Presidente do PT ameaça punir quem omitir Lula e majoritários em material de campanha

O presidente nacional do Partido dos Trabalhadores, Edinho Silva, determinou na noite de sexta-feira, 18, que todos os candidatos proporcionais da legenda insiram o nome do presidente Luiz Inácio Lula da Silva e das candidaturas majoritárias apoiadas pelo partido em seus materiais de campanha. A medida foi aprovada pela Executiva Nacional e vem acompanhada de advertência: em caso de descumprimento, a direção partidária poderá acionar a devolução de valores recebidos do Fundo Eleitoral, além de abrir procedimento por infidelidade partidária. A cobrança surge em meio a relatos de peças de divulgação que não citam nomes de peso da chapa.
A preocupação foi levantada com a circulação de materiais conhecidos como “colinhas”, que reproduzem a ordem de votação, sem menção a Lula ou a candidatos ao governo e ao Senado em alguns estados. Em mensagem distribuída à militância, Edinho classificou a situação como prejudicial à força da campanha. “Não há prioridade maior do que a reeleição do presidente Lula. Se não expressamos isso claramente em tudo o que produzimos, falhamos na nossa tarefa de apresentar ao eleitorado o projeto que defendemos”, declarou em gravação compartilhada na rede interna do partido.

• O que fazer
- a) Reproduza fielmente a passagem do texto sobre o PT que começa em "O presidente nacional" e segue até "peso da chapa.".
- b) Continue o texto sobre o PT a partir do ponto em que ele termina.
As entradas não têm nenhum papel nesta atividade.

• Amostras de dados
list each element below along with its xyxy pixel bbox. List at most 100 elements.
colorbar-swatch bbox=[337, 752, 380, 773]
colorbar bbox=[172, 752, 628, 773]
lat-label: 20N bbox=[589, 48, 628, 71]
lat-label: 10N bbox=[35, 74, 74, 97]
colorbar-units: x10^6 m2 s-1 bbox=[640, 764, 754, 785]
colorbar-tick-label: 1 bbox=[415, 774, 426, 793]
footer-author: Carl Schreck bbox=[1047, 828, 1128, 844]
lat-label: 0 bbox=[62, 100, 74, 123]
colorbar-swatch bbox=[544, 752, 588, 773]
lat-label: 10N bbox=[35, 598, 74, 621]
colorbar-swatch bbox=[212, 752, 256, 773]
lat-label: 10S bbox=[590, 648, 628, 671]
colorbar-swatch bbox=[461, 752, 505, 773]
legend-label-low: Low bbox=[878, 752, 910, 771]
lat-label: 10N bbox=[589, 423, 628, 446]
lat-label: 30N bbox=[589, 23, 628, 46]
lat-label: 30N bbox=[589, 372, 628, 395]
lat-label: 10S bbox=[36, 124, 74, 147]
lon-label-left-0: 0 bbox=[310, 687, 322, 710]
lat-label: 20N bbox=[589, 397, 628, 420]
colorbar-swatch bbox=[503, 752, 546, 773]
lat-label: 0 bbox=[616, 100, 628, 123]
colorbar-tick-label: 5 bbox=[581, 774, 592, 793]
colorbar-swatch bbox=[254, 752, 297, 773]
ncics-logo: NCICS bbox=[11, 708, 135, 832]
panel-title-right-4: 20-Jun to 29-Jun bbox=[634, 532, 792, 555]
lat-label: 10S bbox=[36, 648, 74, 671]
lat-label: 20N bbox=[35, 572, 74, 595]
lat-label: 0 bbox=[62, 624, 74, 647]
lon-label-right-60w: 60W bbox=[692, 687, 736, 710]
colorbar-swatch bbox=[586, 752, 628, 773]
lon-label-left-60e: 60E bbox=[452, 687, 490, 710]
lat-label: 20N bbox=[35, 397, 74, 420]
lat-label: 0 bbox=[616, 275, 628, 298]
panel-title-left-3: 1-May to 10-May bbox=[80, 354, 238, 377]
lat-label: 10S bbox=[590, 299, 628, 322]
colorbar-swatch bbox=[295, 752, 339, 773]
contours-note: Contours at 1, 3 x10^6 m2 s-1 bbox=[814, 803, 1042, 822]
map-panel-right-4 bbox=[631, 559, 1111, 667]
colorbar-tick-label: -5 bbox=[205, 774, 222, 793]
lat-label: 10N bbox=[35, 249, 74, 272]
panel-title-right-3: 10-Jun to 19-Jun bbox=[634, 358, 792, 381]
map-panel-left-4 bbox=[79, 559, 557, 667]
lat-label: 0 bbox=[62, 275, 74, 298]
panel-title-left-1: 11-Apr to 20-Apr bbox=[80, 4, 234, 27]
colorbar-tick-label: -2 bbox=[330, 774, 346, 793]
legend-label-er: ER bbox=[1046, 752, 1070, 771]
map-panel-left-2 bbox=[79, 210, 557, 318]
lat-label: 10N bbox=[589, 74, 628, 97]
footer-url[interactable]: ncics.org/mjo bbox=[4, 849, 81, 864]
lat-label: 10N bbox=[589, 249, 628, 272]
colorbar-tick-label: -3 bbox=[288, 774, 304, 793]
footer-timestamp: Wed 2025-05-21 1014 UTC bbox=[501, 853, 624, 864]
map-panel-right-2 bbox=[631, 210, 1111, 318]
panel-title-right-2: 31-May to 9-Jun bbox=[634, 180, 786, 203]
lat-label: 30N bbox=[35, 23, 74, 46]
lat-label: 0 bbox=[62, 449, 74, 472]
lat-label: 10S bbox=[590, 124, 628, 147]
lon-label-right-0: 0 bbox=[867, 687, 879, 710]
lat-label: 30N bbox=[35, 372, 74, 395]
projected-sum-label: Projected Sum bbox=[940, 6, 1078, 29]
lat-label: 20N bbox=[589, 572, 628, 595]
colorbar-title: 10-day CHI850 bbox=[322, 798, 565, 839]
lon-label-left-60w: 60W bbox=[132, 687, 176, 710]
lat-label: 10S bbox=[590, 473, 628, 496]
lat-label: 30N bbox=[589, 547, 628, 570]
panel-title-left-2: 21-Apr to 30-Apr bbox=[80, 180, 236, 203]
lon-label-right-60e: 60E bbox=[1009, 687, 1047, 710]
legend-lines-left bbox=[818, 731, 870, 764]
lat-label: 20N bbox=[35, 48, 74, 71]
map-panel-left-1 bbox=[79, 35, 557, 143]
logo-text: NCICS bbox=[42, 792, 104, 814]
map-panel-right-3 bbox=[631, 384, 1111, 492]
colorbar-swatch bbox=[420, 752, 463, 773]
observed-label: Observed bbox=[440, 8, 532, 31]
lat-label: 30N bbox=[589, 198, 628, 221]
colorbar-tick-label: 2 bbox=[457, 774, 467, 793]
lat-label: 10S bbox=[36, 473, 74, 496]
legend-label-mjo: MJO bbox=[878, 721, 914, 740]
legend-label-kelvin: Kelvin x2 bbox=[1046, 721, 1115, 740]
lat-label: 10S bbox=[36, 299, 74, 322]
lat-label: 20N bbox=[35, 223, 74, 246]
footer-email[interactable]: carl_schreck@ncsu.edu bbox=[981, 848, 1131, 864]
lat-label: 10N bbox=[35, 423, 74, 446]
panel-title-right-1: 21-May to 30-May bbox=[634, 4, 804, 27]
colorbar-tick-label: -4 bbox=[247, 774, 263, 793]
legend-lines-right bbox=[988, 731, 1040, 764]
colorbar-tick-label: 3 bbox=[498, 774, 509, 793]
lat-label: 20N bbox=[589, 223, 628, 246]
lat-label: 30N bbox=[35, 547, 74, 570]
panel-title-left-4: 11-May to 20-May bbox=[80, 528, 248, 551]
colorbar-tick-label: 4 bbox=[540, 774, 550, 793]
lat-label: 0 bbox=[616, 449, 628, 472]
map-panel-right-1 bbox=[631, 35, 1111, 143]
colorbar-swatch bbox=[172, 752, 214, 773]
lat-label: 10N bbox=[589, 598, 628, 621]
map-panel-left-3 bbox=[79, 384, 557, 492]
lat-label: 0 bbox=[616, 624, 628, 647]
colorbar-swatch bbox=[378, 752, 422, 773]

• Respostas por tarefa
- a)
O presidente nacional do Partido dos Trabalhadores, Edinho Silva, determinou na noite de sexta-feira, 18, que todos os candidatos proporcionais da legenda insiram o nome do presidente Luiz Inácio Lula da Silva e das candidaturas majoritárias apoiadas pelo partido em seus materiais de campanha. A medida foi aprovada pela Executiva Nacional e vem acompanhada de advertência: em caso de descumprimento, a direção partidária poderá acionar a devolução de valores recebidos do Fundo Eleitoral, além de abrir procedimento por infidelidade partidária. A cobrança surge em meio a relatos de peças de divulgação que não citam nomes de peso da chapa.

- b)
A resolução aprovada pela Executiva Nacional, por 20 votos a favor e uma abstenção, estabelece que a presença do presidente e das candidaturas majoritárias deve constar de panfletos, faixas, conteúdos para redes sociais, materiais de rua e demais peças de divulgação. O texto ressalta que a orientação vale tanto para materiais novos quanto para a atualização de peças já impressas, sempre que possível. A abstenção registrada foi de um deputado que não apoia o candidato do PT ao governo de seu estado.
Edinho reconheceu que a própria existência da norma revela dificuldades de unidade interna. “O ideal seria que não precisássemos estabelecer isso por determinação formal. Mas, diante da realidade, a medida se faz necessária para reafirmar o que foi decidido coletivamente”, justificou. Segundo ele, a unidade partidária se constrói também pela coerência entre o que se aprova nas instâncias e o que se leva ao público. A ausência de alinhamento nos materiais é vista como sinal de desarticulação que pode enfraquecer a campanha em todo o país.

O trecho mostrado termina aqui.